*Job*. Provide an exact transcription of all the records.

### Extracted material ###

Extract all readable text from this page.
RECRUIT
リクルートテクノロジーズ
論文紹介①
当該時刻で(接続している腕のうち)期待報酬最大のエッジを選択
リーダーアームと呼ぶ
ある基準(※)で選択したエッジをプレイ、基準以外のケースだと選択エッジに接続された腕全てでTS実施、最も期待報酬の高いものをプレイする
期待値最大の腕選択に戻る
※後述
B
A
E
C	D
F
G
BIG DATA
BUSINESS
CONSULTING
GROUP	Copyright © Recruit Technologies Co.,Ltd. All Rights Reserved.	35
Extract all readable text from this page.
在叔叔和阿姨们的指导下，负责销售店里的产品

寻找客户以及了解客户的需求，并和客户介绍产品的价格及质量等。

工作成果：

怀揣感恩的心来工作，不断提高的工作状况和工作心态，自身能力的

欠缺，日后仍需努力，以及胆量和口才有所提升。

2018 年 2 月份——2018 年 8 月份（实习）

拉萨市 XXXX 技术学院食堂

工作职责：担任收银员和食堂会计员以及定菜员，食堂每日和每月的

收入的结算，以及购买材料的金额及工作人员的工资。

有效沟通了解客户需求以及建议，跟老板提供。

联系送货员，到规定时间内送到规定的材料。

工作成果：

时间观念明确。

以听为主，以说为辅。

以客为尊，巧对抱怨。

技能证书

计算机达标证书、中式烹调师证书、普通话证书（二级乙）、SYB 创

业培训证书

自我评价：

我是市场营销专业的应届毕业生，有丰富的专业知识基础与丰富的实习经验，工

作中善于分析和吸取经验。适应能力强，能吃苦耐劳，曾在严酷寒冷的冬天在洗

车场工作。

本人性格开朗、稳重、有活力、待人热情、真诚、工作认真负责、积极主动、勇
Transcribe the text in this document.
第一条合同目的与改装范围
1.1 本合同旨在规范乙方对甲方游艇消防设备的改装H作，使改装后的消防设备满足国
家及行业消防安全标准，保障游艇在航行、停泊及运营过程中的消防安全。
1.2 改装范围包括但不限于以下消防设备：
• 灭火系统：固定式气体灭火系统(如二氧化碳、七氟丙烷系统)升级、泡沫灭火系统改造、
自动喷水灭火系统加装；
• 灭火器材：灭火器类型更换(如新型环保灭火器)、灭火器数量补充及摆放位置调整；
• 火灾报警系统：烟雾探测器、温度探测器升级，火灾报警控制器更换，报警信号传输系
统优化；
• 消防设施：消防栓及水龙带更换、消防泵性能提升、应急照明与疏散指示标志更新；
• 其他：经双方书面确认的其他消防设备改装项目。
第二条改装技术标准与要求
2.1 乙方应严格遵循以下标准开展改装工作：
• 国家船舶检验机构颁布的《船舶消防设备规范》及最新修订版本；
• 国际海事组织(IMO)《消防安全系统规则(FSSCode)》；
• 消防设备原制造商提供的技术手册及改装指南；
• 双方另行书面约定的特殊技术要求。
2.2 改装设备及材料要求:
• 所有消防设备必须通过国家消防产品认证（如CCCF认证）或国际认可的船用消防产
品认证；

###

*The answer*.
Extract all readable text from this page.
RECRUIT
リクルートテクノロジーズ
論文紹介①
当該時刻で(接続している腕のうち)期待報酬最大のエッジを選択
リーダーアームと呼ぶ
ある基準(※)で選択したエッジをプレイ、基準以外のケースだと選択エッジに接続された腕全てでTS実施、最も期待報酬の高いものをプレイする
期待値最大の腕選択に戻る
※後述
B
A
E
C	D
F
G
BIG DATA
BUSINESS
CONSULTING
GROUP	Copyright © Recruit Technologies Co.,Ltd. All Rights Reserved.	35
Extract all readable text from this page.
在叔叔和阿姨们的指导下，负责销售店里的产品

寻找客户以及了解客户的需求，并和客户介绍产品的价格及质量等。

工作成果：

怀揣感恩的心来工作，不断提高的工作状况和工作心态，自身能力的

欠缺，日后仍需努力，以及胆量和口才有所提升。

2018 年 2 月份——2018 年 8 月份（实习）

拉萨市 XXXX 技术学院食堂

工作职责：担任收银员和食堂会计员以及定菜员，食堂每日和每月的

收入的结算，以及购买材料的金额及工作人员的工资。

有效沟通了解客户需求以及建议，跟老板提供。

联系送货员，到规定时间内送到规定的材料。

工作成果：

时间观念明确。

以听为主，以说为辅。

以客为尊，巧对抱怨。

技能证书

计算机达标证书、中式烹调师证书、普通话证书（二级乙）、SYB 创

业培训证书

自我评价：

我是市场营销专业的应届毕业生，有丰富的专业知识基础与丰富的实习经验，工

作中善于分析和吸取经验。适应能力强，能吃苦耐劳，曾在严酷寒冷的冬天在洗

车场工作。

本人性格开朗、稳重、有活力、待人热情、真诚、工作认真负责、积极主动、勇
Transcribe the text in this document.
第一条合同目的与改装范围
1.1 本合同旨在规范乙方对甲方游艇消防设备的改装H作，使改装后的消防设备满足国
家及行业消防安全标准，保障游艇在航行、停泊及运营过程中的消防安全。
1.2 改装范围包括但不限于以下消防设备：
• 灭火系统：固定式气体灭火系统(如二氧化碳、七氟丙烷系统)升级、泡沫灭火系统改造、
自动喷水灭火系统加装；
• 灭火器材：灭火器类型更换(如新型环保灭火器)、灭火器数量补充及摆放位置调整；
• 火灾报警系统：烟雾探测器、温度探测器升级，火灾报警控制器更换，报警信号传输系
统优化；
• 消防设施：消防栓及水龙带更换、消防泵性能提升、应急照明与疏散指示标志更新；
• 其他：经双方书面确认的其他消防设备改装项目。
第二条改装技术标准与要求
2.1 乙方应严格遵循以下标准开展改装工作：
• 国家船舶检验机构颁布的《船舶消防设备规范》及最新修订版本；
• 国际海事组织(IMO)《消防安全系统规则(FSSCode)》；
• 消防设备原制造商提供的技术手册及改装指南；
• 双方另行书面约定的特殊技术要求。
2.2 改装设备及材料要求:
• 所有消防设备必须通过国家消防产品认证（如CCCF认证）或国际认可的船用消防产
品认证；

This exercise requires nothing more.